» **Written request**: Check each line below for the word "moderately", and copy those that have it.

» **Data for the task**:
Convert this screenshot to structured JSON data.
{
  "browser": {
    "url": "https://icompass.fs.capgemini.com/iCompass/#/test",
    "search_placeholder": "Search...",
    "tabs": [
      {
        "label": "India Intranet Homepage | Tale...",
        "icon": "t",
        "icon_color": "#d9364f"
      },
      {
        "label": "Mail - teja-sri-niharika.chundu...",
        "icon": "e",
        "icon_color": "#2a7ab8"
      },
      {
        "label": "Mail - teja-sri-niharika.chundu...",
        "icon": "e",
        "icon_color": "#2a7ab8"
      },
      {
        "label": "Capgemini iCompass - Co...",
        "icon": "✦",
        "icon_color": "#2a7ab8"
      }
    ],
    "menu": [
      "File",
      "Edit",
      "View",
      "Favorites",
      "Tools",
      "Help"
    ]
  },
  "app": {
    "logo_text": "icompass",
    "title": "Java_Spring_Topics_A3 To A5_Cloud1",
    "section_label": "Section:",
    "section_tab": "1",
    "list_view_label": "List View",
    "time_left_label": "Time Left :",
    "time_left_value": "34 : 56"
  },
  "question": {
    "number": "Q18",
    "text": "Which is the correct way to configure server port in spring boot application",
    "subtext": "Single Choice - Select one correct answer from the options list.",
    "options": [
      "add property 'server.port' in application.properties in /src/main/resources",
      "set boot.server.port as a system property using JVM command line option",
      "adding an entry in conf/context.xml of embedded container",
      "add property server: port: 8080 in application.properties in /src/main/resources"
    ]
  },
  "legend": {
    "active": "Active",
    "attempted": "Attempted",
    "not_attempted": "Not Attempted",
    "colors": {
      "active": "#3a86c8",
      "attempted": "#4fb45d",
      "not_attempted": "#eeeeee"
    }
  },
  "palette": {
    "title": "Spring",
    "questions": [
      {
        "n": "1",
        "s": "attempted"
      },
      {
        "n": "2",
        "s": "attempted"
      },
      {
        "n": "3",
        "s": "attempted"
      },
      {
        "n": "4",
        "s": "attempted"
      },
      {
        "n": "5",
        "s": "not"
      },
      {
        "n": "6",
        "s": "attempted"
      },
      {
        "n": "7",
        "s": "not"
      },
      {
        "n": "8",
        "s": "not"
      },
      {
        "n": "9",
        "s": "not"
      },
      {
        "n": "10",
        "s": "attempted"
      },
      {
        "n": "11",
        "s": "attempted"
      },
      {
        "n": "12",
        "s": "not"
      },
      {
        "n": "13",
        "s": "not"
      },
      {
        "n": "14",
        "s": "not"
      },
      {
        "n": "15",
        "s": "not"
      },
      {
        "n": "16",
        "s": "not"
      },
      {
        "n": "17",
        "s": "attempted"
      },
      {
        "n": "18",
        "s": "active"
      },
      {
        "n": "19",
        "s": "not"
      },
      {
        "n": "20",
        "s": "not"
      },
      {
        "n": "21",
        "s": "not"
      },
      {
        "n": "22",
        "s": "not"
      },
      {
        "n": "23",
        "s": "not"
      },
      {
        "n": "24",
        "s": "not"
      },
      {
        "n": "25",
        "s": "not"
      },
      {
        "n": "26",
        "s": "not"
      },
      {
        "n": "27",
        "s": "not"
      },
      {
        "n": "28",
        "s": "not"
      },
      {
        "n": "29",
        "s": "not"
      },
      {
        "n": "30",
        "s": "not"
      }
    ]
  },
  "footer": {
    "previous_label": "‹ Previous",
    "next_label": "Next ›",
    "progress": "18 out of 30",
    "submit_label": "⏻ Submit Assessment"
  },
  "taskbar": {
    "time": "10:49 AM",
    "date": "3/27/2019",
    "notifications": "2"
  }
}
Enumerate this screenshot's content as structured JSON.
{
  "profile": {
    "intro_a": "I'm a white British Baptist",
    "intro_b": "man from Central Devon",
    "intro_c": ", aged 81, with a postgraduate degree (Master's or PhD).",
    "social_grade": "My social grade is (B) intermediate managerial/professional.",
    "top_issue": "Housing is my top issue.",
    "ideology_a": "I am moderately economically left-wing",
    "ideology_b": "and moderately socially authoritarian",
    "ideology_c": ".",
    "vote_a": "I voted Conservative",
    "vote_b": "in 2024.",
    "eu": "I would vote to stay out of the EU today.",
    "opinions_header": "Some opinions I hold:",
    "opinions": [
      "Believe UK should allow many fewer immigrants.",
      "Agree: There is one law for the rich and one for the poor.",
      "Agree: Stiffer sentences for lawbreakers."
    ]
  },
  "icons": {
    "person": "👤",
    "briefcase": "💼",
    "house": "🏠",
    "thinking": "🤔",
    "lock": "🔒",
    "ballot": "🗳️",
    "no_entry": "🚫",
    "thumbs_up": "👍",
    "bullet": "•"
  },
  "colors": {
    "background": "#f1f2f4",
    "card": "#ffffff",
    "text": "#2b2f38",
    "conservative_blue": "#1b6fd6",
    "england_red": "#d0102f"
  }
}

» **Result of this exercise**:
    "ideology_a": "I am moderately economically left-wing",
    "ideology_b": "and moderately socially authoritarian",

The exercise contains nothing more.